Return each line containing the string "base".
-- Start of DATASET CONTENT --
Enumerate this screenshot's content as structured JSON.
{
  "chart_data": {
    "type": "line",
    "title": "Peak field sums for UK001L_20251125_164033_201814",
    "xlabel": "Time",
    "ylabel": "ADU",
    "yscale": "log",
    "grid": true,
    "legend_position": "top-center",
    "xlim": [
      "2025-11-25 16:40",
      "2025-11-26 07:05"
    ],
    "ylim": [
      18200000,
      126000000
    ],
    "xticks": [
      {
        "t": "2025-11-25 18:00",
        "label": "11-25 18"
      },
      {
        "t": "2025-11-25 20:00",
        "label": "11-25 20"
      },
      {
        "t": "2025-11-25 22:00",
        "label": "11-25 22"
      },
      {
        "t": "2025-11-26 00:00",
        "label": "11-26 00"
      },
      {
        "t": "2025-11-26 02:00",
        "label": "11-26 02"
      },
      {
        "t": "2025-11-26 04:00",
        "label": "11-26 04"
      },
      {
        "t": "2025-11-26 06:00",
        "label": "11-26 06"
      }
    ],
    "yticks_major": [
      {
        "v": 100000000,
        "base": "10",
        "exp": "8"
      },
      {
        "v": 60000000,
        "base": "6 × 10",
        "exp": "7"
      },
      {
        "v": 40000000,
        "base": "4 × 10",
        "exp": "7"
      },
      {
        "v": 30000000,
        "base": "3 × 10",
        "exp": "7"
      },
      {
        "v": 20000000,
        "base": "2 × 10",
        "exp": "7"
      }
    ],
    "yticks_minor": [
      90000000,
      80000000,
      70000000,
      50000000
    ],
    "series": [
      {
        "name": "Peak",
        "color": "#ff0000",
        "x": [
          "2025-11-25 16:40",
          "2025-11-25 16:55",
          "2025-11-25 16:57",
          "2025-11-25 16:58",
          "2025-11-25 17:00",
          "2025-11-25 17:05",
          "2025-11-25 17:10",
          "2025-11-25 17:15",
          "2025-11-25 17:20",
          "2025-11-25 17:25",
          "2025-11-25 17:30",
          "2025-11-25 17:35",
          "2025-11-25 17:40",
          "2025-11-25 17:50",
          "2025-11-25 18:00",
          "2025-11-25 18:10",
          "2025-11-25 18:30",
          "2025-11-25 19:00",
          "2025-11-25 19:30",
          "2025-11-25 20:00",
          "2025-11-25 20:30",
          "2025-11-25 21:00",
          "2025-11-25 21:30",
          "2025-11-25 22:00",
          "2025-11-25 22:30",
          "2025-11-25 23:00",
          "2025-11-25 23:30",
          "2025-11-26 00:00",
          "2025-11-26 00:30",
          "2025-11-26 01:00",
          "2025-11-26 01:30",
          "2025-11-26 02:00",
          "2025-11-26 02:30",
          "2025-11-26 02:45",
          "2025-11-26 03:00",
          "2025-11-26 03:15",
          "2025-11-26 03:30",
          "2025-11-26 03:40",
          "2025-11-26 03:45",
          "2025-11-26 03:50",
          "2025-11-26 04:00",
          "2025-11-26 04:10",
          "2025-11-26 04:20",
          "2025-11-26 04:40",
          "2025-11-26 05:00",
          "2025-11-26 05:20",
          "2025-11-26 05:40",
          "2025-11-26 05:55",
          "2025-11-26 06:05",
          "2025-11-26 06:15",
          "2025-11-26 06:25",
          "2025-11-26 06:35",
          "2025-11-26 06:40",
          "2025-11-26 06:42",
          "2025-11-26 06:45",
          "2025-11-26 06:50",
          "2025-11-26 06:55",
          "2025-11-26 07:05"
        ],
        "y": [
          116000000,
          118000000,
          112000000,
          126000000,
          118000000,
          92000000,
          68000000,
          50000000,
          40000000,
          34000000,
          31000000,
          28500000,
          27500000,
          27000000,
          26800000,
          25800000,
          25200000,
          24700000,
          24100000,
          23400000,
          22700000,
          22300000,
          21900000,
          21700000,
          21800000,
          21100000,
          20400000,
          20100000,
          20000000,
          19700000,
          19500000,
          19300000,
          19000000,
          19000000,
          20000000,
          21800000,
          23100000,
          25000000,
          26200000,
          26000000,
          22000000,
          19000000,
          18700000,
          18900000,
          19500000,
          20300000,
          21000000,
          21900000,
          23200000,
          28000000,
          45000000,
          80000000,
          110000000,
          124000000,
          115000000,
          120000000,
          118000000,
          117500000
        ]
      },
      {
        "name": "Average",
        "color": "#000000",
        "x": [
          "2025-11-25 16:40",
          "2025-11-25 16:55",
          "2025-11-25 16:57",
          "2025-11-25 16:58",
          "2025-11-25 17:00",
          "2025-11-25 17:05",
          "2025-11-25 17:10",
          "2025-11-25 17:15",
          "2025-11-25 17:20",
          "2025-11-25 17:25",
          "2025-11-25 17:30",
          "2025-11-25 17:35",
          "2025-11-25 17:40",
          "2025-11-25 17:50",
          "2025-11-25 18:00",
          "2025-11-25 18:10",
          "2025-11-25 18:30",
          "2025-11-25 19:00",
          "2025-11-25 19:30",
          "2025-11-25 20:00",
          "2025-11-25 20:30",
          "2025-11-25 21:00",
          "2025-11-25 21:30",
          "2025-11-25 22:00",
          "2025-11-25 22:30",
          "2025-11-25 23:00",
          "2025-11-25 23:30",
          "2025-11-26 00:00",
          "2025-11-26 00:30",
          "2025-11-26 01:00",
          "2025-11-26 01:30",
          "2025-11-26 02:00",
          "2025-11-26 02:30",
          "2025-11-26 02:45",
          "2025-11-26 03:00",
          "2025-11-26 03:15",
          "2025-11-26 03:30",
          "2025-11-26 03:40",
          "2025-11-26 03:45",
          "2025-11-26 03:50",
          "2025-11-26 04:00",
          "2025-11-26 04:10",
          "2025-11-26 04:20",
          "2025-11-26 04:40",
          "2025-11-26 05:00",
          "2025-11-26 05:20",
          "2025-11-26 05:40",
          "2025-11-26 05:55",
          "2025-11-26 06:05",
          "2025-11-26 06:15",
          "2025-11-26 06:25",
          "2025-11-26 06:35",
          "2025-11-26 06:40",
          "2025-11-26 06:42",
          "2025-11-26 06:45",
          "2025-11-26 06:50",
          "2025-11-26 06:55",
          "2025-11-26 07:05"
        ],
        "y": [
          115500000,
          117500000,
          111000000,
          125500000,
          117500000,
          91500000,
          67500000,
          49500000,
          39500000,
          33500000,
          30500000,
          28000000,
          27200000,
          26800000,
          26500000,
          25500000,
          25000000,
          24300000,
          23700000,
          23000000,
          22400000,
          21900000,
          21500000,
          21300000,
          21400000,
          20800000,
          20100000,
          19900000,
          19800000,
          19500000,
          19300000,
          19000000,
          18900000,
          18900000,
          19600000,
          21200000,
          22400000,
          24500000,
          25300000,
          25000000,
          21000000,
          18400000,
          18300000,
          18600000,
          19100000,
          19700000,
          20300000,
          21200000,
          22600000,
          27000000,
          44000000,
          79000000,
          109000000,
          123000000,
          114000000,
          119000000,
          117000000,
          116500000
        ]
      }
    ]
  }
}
-- End of DATASET CONTENT --
EXERCISE OUTPUT
        "base": "10",
        "base": "6 × 10",
        "base": "4 × 10",
        "base": "3 × 10",
        "base": "2 × 10",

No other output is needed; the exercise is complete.